======== Exercise material
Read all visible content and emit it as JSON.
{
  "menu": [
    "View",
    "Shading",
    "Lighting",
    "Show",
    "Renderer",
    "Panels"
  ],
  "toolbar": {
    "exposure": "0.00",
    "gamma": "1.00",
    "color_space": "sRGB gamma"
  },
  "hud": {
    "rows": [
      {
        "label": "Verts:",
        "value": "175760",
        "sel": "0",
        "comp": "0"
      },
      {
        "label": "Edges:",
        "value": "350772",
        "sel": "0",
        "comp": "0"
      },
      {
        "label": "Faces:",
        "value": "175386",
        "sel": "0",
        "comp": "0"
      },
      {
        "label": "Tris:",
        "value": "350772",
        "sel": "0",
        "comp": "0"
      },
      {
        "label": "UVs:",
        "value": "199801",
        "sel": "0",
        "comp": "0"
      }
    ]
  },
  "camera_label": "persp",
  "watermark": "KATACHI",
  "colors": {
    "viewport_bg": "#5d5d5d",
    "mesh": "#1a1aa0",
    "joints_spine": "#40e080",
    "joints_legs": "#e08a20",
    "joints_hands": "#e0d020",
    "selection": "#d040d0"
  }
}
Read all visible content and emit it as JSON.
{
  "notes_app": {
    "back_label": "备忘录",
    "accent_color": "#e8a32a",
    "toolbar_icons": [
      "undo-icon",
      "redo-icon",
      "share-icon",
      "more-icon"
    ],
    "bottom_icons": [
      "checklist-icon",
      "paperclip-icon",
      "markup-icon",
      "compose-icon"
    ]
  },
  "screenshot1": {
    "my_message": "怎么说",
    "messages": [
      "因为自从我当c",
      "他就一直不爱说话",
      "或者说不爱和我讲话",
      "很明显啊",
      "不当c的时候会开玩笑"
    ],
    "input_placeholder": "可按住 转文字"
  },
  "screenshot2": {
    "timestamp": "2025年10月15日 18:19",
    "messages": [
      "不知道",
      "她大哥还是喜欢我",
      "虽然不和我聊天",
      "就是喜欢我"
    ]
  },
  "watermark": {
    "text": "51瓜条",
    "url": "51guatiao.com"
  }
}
================
Transcribe the material exactly as it reads.

- Exercise response
Read all visible content and emit it as JSON.
{
  "menu": [
    "View",
    "Shading",
    "Lighting",
    "Show",
    "Renderer",
    "Panels"
  ],
  "toolbar": {
    "exposure": "0.00",
    "gamma": "1.00",
    "color_space": "sRGB gamma"
  },
  "hud": {
    "rows": [
      {
        "label": "Verts:",
        "value": "175760",
        "sel": "0",
        "comp": "0"
      },
      {
        "label": "Edges:",
        "value": "350772",
        "sel": "0",
        "comp": "0"
      },
      {
        "label": "Faces:",
        "value": "175386",
        "sel": "0",
        "comp": "0"
      },
      {
        "label": "Tris:",
        "value": "350772",
        "sel": "0",
        "comp": "0"
      },
      {
        "label": "UVs:",
        "value": "199801",
        "sel": "0",
        "comp": "0"
      }
    ]
  },
  "camera_label": "persp",
  "watermark": "KATACHI",
  "colors": {
    "viewport_bg": "#5d5d5d",
    "mesh": "#1a1aa0",
    "joints_spine": "#40e080",
    "joints_legs": "#e08a20",
    "joints_hands": "#e0d020",
    "selection": "#d040d0"
  }
}
Read all visible content and emit it as JSON.
{
  "notes_app": {
    "back_label": "备忘录",
    "accent_color": "#e8a32a",
    "toolbar_icons": [
      "undo-icon",
      "redo-icon",
      "share-icon",
      "more-icon"
    ],
    "bottom_icons": [
      "checklist-icon",
      "paperclip-icon",
      "markup-icon",
      "compose-icon"
    ]
  },
  "screenshot1": {
    "my_message": "怎么说",
    "messages": [
      "因为自从我当c",
      "他就一直不爱说话",
      "或者说不爱和我讲话",
      "很明显啊",
      "不当c的时候会开玩笑"
    ],
    "input_placeholder": "可按住 转文字"
  },
  "screenshot2": {
    "timestamp": "2025年10月15日 18:19",
    "messages": [
      "不知道",
      "她大哥还是喜欢我",
      "虽然不和我聊天",
      "就是喜欢我"
    ]
  },
  "watermark": {
    "text": "51瓜条",
    "url": "51guatiao.com"
  }
}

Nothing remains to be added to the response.